:: What the exercise asks ::
Which lines of the records contain "Protection"? Collect every one of them.

:: Records to process ::

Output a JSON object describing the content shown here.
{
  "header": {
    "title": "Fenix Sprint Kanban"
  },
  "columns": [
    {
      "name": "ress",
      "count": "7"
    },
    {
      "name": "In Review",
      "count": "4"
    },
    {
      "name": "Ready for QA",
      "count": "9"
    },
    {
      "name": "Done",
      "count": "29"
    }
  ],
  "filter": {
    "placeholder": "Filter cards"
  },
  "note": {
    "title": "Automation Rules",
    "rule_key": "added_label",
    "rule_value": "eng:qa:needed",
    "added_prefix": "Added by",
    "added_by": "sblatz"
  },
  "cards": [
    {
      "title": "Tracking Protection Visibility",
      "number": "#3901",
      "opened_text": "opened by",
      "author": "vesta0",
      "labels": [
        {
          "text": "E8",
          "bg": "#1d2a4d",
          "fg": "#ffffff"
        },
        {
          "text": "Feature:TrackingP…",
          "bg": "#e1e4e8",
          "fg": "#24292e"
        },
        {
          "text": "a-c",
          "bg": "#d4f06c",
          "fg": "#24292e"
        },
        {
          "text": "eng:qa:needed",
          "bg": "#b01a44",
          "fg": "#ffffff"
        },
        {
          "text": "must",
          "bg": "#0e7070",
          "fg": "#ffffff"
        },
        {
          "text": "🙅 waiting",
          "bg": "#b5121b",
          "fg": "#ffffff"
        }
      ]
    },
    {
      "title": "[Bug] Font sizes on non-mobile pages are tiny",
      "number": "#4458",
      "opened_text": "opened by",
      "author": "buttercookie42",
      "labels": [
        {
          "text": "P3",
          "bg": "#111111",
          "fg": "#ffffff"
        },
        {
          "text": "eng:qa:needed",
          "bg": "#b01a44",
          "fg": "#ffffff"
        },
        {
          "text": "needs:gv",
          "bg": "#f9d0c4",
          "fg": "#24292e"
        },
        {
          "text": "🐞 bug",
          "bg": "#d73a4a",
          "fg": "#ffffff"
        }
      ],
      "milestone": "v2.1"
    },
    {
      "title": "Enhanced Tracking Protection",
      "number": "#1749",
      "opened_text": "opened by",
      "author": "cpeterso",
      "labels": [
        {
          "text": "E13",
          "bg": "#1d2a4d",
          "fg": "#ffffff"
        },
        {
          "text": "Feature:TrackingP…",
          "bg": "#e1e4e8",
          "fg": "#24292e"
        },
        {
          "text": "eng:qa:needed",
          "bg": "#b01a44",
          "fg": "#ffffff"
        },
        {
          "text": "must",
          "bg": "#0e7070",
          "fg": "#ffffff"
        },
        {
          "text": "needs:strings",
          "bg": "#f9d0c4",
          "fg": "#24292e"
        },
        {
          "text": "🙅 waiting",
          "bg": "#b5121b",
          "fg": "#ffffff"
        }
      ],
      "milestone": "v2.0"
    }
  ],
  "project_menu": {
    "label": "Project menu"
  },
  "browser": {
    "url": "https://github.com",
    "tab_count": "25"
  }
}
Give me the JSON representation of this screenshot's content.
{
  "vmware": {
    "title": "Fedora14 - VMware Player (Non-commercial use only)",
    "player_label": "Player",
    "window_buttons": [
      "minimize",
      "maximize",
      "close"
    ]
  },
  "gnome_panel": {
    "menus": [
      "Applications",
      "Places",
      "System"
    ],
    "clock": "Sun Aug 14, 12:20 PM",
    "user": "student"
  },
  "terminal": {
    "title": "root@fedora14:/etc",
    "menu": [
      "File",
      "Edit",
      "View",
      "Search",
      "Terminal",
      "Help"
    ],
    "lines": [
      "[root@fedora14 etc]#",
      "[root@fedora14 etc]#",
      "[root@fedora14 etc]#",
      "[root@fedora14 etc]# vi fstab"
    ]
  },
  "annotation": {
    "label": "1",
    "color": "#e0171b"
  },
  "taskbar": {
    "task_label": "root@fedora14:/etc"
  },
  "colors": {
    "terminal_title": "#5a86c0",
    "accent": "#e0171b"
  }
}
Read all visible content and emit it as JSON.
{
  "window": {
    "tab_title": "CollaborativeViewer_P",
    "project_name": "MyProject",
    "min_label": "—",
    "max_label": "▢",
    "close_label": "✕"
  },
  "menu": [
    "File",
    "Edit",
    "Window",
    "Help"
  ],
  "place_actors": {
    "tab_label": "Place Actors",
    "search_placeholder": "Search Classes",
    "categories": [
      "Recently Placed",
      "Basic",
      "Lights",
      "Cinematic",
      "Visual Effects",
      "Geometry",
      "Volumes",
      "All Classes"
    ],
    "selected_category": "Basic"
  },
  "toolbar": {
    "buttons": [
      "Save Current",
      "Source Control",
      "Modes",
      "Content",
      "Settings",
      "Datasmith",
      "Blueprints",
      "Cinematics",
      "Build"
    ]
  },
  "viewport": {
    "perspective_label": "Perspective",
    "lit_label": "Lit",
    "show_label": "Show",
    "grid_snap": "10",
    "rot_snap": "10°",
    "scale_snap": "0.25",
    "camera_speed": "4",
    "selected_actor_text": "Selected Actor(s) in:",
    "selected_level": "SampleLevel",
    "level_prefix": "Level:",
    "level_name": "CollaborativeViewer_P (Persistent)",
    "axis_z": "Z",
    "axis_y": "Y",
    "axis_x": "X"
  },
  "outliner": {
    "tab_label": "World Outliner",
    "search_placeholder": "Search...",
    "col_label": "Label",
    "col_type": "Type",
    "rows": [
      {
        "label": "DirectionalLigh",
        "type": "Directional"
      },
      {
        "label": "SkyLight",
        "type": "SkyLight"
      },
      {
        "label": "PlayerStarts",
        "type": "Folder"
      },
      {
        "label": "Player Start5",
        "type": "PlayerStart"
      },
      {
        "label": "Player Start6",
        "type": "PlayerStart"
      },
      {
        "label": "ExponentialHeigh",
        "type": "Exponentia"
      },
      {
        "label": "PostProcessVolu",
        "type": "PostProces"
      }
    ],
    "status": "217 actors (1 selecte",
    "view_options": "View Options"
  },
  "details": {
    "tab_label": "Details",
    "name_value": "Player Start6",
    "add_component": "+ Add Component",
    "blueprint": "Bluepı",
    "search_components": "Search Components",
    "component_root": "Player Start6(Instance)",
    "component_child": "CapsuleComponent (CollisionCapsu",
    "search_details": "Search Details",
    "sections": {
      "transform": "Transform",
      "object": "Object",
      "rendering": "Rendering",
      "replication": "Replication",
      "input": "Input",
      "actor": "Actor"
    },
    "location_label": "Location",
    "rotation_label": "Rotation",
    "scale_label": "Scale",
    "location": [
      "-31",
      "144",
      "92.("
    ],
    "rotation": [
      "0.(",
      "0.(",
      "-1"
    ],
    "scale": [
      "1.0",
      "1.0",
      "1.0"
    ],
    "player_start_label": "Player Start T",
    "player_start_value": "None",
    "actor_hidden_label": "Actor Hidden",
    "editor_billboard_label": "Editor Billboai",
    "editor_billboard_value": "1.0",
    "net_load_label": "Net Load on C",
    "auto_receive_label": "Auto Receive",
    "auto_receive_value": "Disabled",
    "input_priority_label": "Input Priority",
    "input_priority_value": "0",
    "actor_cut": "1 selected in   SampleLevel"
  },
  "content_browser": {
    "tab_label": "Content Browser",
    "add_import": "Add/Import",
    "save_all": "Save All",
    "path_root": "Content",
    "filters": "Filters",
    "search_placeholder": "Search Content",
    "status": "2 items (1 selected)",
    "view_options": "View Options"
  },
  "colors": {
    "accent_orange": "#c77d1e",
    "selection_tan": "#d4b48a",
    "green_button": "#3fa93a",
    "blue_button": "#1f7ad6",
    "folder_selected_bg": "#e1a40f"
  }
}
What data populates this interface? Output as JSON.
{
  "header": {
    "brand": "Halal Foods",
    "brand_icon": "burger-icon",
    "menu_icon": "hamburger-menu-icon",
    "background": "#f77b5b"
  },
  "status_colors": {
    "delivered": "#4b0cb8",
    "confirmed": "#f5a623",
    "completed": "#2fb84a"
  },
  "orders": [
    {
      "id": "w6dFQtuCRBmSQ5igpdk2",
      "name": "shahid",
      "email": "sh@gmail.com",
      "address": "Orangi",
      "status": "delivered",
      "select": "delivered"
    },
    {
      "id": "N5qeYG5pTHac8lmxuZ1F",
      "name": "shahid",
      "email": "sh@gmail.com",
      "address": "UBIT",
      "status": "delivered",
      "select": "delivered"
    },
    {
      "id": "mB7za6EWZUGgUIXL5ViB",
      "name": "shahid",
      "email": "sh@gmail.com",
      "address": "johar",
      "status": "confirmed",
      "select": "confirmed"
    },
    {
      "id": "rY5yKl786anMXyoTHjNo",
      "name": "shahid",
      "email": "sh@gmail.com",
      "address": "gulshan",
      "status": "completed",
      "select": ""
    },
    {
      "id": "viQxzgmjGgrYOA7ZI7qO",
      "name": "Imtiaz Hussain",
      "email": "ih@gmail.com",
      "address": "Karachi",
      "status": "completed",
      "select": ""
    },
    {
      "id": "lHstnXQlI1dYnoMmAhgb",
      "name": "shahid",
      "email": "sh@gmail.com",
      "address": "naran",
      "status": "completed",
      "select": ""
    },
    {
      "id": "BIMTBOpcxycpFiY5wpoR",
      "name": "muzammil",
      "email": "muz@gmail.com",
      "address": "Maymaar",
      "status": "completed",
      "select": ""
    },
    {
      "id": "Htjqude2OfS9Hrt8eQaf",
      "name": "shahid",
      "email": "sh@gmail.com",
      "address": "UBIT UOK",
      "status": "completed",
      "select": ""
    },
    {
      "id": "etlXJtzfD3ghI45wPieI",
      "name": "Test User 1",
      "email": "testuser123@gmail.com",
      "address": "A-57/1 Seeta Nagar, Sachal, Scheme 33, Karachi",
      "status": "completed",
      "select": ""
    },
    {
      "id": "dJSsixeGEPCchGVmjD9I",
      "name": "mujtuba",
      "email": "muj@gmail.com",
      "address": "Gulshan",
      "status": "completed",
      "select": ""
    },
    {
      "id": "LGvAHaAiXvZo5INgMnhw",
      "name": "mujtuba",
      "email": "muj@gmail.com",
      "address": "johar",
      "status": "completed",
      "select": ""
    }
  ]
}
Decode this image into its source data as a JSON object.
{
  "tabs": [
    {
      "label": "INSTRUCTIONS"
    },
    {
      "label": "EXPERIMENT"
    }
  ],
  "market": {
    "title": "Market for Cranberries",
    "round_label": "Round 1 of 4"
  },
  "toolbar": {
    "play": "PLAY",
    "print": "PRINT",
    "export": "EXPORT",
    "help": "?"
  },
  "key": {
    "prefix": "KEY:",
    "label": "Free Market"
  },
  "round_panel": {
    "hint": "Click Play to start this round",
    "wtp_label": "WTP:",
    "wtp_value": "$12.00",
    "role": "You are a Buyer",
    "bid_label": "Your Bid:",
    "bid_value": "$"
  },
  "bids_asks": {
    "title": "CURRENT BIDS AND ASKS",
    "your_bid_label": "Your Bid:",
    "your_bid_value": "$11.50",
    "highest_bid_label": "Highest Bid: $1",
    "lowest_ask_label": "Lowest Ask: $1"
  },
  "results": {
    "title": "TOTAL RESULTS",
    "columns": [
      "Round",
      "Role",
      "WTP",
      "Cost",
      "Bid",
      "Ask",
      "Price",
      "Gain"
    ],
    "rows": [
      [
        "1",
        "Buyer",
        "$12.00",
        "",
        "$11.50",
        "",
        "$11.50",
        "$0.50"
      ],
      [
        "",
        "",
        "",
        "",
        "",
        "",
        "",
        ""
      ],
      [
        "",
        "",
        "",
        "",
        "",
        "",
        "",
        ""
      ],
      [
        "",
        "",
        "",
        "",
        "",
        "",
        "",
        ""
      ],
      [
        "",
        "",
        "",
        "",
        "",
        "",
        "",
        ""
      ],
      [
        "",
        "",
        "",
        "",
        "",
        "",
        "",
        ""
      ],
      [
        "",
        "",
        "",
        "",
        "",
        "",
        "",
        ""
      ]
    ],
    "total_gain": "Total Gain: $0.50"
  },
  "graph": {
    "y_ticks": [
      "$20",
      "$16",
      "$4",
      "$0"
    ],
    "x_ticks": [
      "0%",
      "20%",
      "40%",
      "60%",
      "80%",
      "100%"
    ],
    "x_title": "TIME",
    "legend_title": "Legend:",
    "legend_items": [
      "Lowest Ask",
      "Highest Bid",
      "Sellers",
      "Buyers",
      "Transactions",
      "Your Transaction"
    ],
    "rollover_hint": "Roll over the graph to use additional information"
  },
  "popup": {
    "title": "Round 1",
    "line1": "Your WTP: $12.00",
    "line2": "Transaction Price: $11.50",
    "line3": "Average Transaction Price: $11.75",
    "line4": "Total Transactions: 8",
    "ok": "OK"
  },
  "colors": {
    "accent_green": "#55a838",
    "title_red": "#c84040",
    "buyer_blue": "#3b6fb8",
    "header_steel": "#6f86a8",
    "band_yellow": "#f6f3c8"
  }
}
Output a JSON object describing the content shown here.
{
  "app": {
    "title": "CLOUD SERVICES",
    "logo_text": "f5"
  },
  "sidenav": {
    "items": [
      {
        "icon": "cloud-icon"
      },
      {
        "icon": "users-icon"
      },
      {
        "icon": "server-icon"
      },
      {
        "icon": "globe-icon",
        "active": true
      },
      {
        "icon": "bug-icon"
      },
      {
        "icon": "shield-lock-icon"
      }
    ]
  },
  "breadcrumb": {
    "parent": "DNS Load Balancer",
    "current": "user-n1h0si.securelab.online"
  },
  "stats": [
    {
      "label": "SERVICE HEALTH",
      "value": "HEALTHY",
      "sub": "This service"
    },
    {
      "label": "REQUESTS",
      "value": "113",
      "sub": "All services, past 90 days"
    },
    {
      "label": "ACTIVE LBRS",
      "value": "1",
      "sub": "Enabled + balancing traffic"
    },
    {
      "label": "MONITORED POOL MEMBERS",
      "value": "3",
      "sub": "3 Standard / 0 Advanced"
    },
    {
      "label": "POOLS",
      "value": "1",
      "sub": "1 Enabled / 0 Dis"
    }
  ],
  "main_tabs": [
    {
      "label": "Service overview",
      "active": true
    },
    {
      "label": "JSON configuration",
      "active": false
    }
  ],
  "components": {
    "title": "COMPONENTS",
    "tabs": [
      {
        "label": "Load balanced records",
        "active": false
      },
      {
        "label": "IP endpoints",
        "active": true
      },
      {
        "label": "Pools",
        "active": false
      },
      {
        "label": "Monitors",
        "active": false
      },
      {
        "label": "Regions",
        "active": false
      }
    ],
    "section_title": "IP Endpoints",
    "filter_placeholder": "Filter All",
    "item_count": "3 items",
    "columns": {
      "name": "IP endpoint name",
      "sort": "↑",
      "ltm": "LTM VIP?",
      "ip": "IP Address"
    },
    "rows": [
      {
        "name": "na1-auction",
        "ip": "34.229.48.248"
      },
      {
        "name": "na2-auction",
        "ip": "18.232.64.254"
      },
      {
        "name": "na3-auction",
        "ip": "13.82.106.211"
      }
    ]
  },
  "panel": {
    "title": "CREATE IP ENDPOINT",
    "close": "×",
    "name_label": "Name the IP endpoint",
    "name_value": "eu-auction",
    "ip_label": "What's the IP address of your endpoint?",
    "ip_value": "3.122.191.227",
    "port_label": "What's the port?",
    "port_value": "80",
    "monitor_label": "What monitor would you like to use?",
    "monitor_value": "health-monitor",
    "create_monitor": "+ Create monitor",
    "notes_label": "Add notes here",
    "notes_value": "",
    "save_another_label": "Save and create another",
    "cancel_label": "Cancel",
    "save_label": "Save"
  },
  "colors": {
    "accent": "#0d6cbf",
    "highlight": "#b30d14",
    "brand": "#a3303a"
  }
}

:: Task response ::
      "title": "Tracking Protection Visibility",
      "title": "Enhanced Tracking Protection",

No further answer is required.